**EXERCISE REQUIREMENTS**
Quote the entries that follow exactly, leaving none out.

___ PROVIDED DATA ___

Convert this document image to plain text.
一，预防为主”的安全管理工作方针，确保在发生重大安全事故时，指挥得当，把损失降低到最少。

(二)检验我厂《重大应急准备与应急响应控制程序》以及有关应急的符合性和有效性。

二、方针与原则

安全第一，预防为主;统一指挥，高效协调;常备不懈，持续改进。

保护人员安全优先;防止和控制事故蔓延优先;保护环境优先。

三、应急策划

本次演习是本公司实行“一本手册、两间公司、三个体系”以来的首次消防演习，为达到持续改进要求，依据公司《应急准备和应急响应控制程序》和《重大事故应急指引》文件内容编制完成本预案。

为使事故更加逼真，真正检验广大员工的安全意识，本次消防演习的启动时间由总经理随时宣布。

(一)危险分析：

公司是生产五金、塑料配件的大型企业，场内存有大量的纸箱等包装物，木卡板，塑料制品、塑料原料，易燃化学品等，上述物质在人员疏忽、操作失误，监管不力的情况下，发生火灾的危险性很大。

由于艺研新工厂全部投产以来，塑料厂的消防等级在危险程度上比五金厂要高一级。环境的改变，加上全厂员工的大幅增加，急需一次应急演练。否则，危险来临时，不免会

___

**EXERCISE SOLUTION**
Convert this document image to plain text.
一，预防为主”的安全管理工作方针，确保在发生重大安全事故时，指挥得当，把损失降低到最少。

(二)检验我厂《重大应急准备与应急响应控制程序》以及有关应急的符合性和有效性。

二、方针与原则

安全第一，预防为主;统一指挥，高效协调;常备不懈，持续改进。

保护人员安全优先;防止和控制事故蔓延优先;保护环境优先。

三、应急策划

本次演习是本公司实行“一本手册、两间公司、三个体系”以来的首次消防演习，为达到持续改进要求，依据公司《应急准备和应急响应控制程序》和《重大事故应急指引》文件内容编制完成本预案。

为使事故更加逼真，真正检验广大员工的安全意识，本次消防演习的启动时间由总经理随时宣布。

(一)危险分析：

公司是生产五金、塑料配件的大型企业，场内存有大量的纸箱等包装物，木卡板，塑料制品、塑料原料，易燃化学品等，上述物质在人员疏忽、操作失误，监管不力的情况下，发生火灾的危险性很大。

由于艺研新工厂全部投产以来，塑料厂的消防等级在危险程度上比五金厂要高一级。环境的改变，加上全厂员工的大幅增加，急需一次应急演练。否则，危险来临时，不免会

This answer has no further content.